(Stored entries)
○ ○ ○ ○ ○

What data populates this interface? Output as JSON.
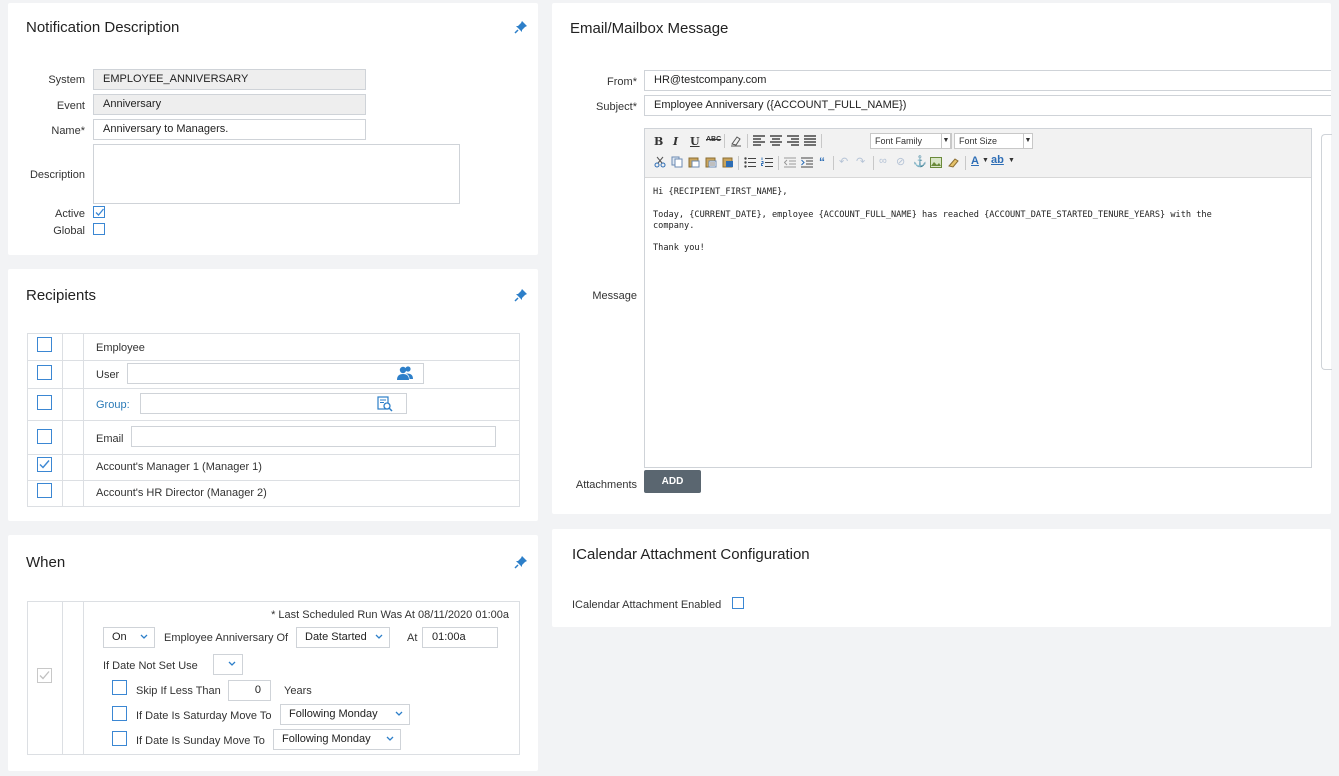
{
  "notification": {
    "title": "Notification Description",
    "system_label": "System",
    "system_value": "EMPLOYEE_ANNIVERSARY",
    "event_label": "Event",
    "event_value": "Anniversary",
    "name_label": "Name*",
    "name_value": "Anniversary to Managers.",
    "description_label": "Description",
    "description_value": "",
    "active_label": "Active",
    "active_checked": true,
    "global_label": "Global",
    "global_checked": false
  },
  "recipients": {
    "title": "Recipients",
    "rows": [
      {
        "label": "Employee",
        "checked": false
      },
      {
        "label": "User",
        "checked": false
      },
      {
        "label": "Group:",
        "checked": false
      },
      {
        "label": "Email",
        "checked": false
      },
      {
        "label": "Account's Manager 1 (Manager 1)",
        "checked": true
      },
      {
        "label": "Account's HR Director (Manager 2)",
        "checked": false
      }
    ]
  },
  "when": {
    "title": "When",
    "last_run": "* Last Scheduled Run Was At 08/11/2020 01:00a",
    "on_value": "On",
    "anniversary_label": "Employee Anniversary Of",
    "date_field_value": "Date Started",
    "at_label": "At",
    "time_value": "01:00a",
    "if_not_set_label": "If Date Not Set Use",
    "if_not_set_value": "",
    "skip_label": "Skip If Less Than",
    "skip_value": "0",
    "years_label": "Years",
    "saturday_label": "If Date Is Saturday Move To",
    "saturday_value": "Following Monday",
    "sunday_label": "If Date Is Sunday Move To",
    "sunday_value": "Following Monday"
  },
  "email": {
    "title": "Email/Mailbox Message",
    "from_label": "From*",
    "from_value": "HR@testcompany.com",
    "subject_label": "Subject*",
    "subject_value": "Employee Anniversary ({ACCOUNT_FULL_NAME})",
    "message_label": "Message",
    "font_family": "Font Family",
    "font_size": "Font Size",
    "body_lines": [
      "Hi {RECIPIENT_FIRST_NAME},",
      "Today, {CURRENT_DATE}, employee {ACCOUNT_FULL_NAME} has reached {ACCOUNT_DATE_STARTED_TENURE_YEARS} with the",
      "company.",
      "Thank you!"
    ],
    "attachments_label": "Attachments",
    "add_button": "ADD"
  },
  "icalendar": {
    "title": "ICalendar Attachment Configuration",
    "enabled_label": "ICalendar Attachment Enabled",
    "enabled_checked": false
  },
  "colors": {
    "accent": "#3b87d3",
    "link": "#2a7ab7",
    "button": "#5a6670"
  }
}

○ ○ ○ ○ ○

#### [What you have to do]
The material above must be printed exactly, with its pictures left out.

#### [Full answer]
What data populates this interface? Output as JSON.
{
  "notification": {
    "title": "Notification Description",
    "system_label": "System",
    "system_value": "EMPLOYEE_ANNIVERSARY",
    "event_label": "Event",
    "event_value": "Anniversary",
    "name_label": "Name*",
    "name_value": "Anniversary to Managers.",
    "description_label": "Description",
    "description_value": "",
    "active_label": "Active",
    "active_checked": true,
    "global_label": "Global",
    "global_checked": false
  },
  "recipients": {
    "title": "Recipients",
    "rows": [
      {
        "label": "Employee",
        "checked": false
      },
      {
        "label": "User",
        "checked": false
      },
      {
        "label": "Group:",
        "checked": false
      },
      {
        "label": "Email",
        "checked": false
      },
      {
        "label": "Account's Manager 1 (Manager 1)",
        "checked": true
      },
      {
        "label": "Account's HR Director (Manager 2)",
        "checked": false
      }
    ]
  },
  "when": {
    "title": "When",
    "last_run": "* Last Scheduled Run Was At 08/11/2020 01:00a",
    "on_value": "On",
    "anniversary_label": "Employee Anniversary Of",
    "date_field_value": "Date Started",
    "at_label": "At",
    "time_value": "01:00a",
    "if_not_set_label": "If Date Not Set Use",
    "if_not_set_value": "",
    "skip_label": "Skip If Less Than",
    "skip_value": "0",
    "years_label": "Years",
    "saturday_label": "If Date Is Saturday Move To",
    "saturday_value": "Following Monday",
    "sunday_label": "If Date Is Sunday Move To",
    "sunday_value": "Following Monday"
  },
  "email": {
    "title": "Email/Mailbox Message",
    "from_label": "From*",
    "from_value": "HR@testcompany.com",
    "subject_label": "Subject*",
    "subject_value": "Employee Anniversary ({ACCOUNT_FULL_NAME})",
    "message_label": "Message",
    "font_family": "Font Family",
    "font_size": "Font Size",
    "body_lines": [
      "Hi {RECIPIENT_FIRST_NAME},",
      "Today, {CURRENT_DATE}, employee {ACCOUNT_FULL_NAME} has reached {ACCOUNT_DATE_STARTED_TENURE_YEARS} with the",
      "company.",
      "Thank you!"
    ],
    "attachments_label": "Attachments",
    "add_button": "ADD"
  },
  "icalendar": {
    "title": "ICalendar Attachment Configuration",
    "enabled_label": "ICalendar Attachment Enabled",
    "enabled_checked": false
  },
  "colors": {
    "accent": "#3b87d3",
    "link": "#2a7ab7",
    "button": "#5a6670"
  }
}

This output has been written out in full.